■ **What you will do**: Return all lines where the word "nhorizon" can be found.
--- Available data ---
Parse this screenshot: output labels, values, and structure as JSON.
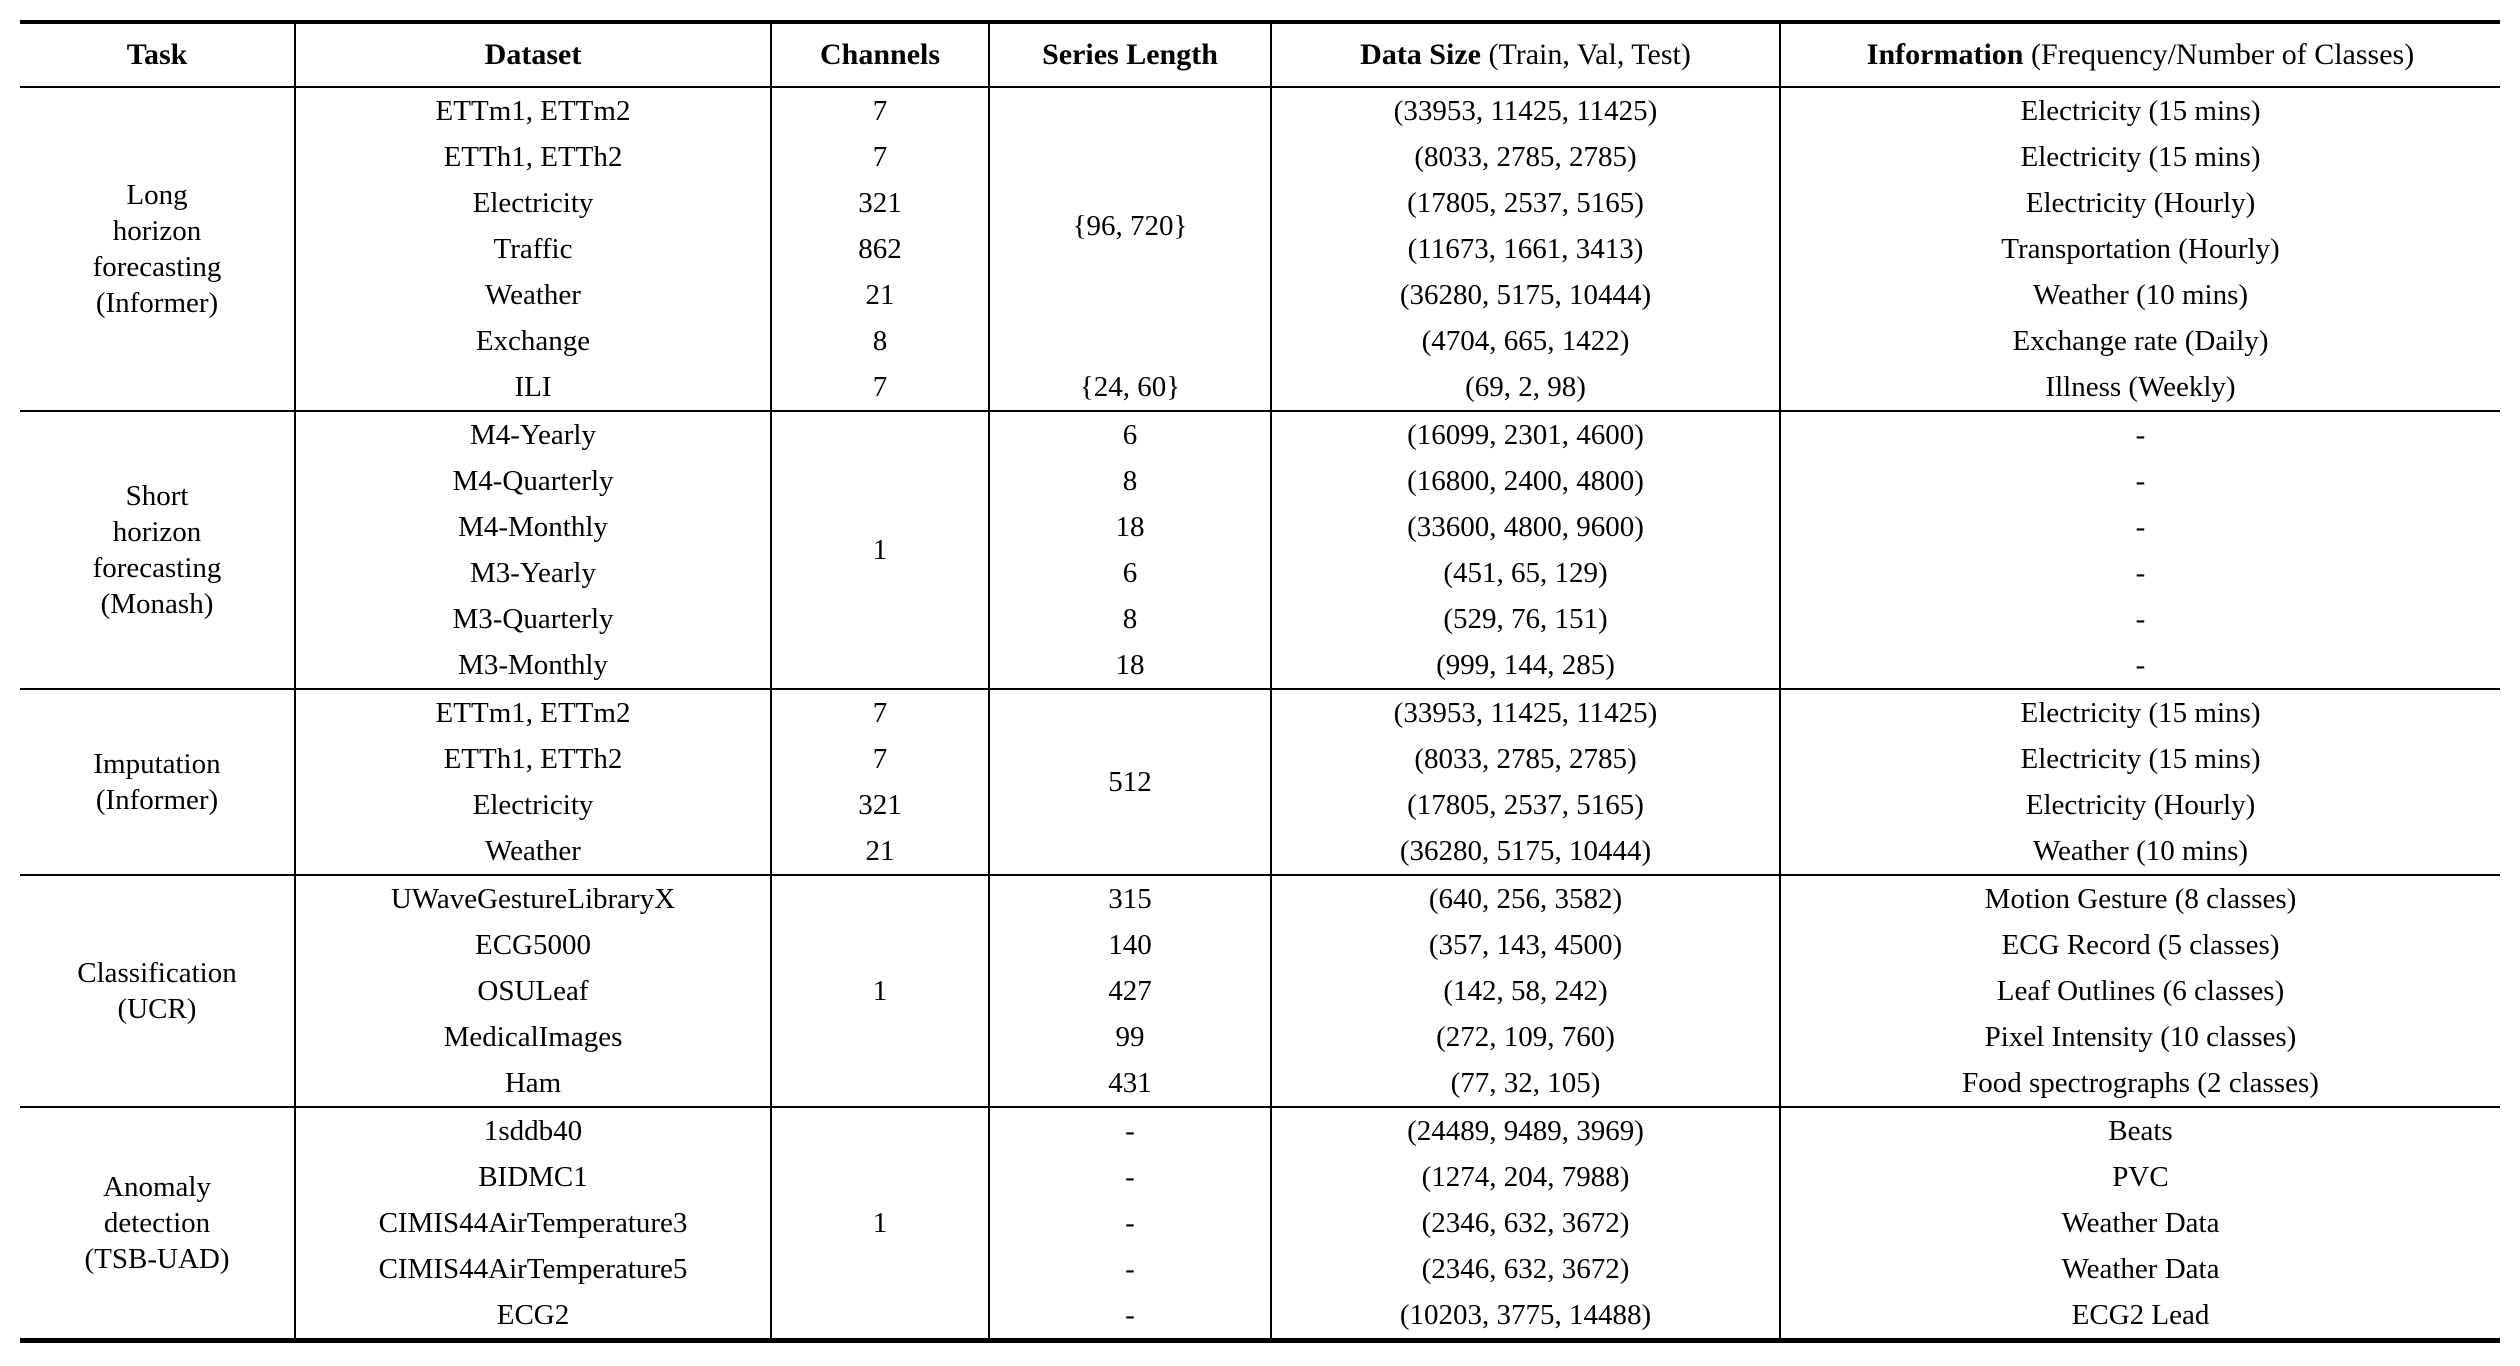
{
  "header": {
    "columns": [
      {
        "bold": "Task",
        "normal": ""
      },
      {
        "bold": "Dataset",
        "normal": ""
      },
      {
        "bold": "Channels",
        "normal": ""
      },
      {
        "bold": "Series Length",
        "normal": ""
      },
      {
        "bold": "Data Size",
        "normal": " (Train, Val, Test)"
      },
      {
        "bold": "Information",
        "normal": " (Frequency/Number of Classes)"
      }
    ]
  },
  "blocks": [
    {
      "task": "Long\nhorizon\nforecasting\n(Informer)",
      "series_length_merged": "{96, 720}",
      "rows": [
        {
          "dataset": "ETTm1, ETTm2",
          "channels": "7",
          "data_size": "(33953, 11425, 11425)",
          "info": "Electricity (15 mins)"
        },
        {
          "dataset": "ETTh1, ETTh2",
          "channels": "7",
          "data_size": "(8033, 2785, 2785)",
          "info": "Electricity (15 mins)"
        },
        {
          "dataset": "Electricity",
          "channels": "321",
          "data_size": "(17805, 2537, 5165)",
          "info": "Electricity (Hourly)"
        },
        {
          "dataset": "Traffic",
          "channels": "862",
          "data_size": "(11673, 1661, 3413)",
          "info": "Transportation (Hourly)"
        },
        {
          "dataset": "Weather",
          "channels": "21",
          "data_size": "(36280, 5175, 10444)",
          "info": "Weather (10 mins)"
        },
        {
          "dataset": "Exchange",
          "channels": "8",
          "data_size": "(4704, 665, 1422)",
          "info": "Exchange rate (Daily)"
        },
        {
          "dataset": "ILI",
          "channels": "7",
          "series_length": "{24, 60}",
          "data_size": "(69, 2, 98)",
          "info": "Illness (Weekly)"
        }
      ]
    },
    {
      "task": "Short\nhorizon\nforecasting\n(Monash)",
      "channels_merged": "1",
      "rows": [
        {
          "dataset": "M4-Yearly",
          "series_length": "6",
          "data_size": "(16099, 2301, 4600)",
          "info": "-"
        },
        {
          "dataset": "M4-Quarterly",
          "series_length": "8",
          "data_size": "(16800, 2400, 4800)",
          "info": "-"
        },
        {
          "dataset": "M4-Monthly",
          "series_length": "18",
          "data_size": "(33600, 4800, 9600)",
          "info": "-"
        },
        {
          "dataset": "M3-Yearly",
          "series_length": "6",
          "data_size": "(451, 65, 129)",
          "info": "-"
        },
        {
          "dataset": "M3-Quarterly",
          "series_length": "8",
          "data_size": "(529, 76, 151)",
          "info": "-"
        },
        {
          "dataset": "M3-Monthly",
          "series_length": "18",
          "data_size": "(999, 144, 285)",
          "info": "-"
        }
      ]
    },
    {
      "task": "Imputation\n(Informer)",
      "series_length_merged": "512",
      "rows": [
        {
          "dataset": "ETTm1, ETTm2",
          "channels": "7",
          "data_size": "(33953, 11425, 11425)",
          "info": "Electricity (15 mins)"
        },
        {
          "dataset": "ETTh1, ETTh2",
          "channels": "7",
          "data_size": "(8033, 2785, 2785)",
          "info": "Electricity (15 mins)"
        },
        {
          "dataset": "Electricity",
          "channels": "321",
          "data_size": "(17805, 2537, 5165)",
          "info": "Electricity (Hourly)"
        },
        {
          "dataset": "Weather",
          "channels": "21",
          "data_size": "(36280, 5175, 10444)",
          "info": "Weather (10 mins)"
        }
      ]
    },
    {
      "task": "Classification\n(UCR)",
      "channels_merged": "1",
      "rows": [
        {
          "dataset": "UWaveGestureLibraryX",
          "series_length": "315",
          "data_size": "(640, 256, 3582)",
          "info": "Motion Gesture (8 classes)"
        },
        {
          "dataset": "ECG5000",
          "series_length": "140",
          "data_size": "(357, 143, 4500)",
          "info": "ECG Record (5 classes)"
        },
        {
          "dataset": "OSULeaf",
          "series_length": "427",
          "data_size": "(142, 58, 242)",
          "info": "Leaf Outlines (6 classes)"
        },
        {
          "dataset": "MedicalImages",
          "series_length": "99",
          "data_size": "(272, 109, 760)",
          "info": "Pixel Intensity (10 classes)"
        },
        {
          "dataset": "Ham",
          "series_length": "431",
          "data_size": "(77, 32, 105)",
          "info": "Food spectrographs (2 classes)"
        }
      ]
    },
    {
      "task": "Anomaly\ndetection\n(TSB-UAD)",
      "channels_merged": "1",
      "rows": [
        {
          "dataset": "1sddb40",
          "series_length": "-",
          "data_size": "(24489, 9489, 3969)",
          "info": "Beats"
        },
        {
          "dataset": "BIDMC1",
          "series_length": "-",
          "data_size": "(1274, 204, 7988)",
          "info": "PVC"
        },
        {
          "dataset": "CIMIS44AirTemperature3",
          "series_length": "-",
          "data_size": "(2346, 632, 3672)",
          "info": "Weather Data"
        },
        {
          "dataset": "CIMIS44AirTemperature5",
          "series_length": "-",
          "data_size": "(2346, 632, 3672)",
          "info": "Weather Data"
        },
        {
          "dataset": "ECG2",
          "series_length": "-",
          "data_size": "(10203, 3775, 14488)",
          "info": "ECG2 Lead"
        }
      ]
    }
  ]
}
---
--- Available data ---
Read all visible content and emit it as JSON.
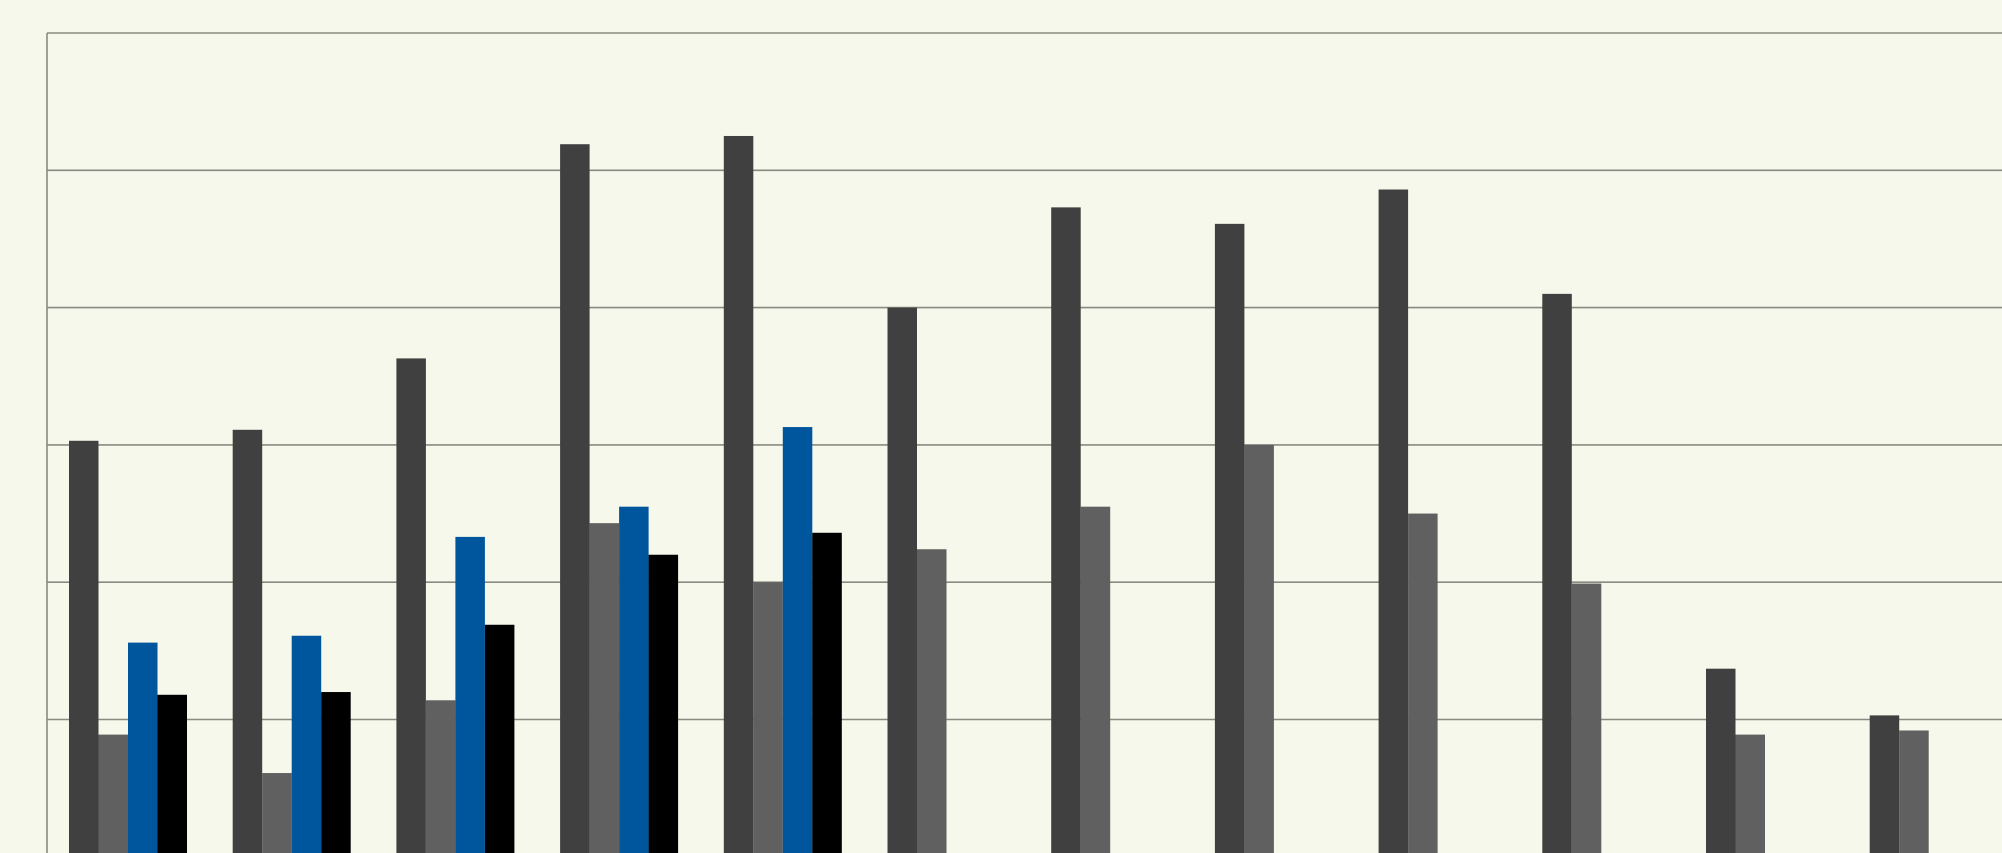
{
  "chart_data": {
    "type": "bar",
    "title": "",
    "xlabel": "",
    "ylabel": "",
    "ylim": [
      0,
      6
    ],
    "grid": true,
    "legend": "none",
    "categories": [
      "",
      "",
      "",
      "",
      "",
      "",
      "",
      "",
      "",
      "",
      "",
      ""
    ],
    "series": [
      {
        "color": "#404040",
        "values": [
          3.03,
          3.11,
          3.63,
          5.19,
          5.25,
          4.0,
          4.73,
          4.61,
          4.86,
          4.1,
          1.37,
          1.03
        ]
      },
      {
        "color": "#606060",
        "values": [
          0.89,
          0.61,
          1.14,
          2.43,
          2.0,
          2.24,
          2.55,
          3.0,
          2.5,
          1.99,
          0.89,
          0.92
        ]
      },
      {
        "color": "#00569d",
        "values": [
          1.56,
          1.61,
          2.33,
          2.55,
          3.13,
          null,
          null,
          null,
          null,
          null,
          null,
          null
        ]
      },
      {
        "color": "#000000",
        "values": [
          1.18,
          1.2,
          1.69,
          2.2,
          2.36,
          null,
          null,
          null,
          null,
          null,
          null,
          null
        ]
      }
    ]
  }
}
---
■ **Result below**:
      "task": "Long\nhorizon\nforecasting\n(Informer)",
      "task": "Short\nhorizon\nforecasting\n(Monash)",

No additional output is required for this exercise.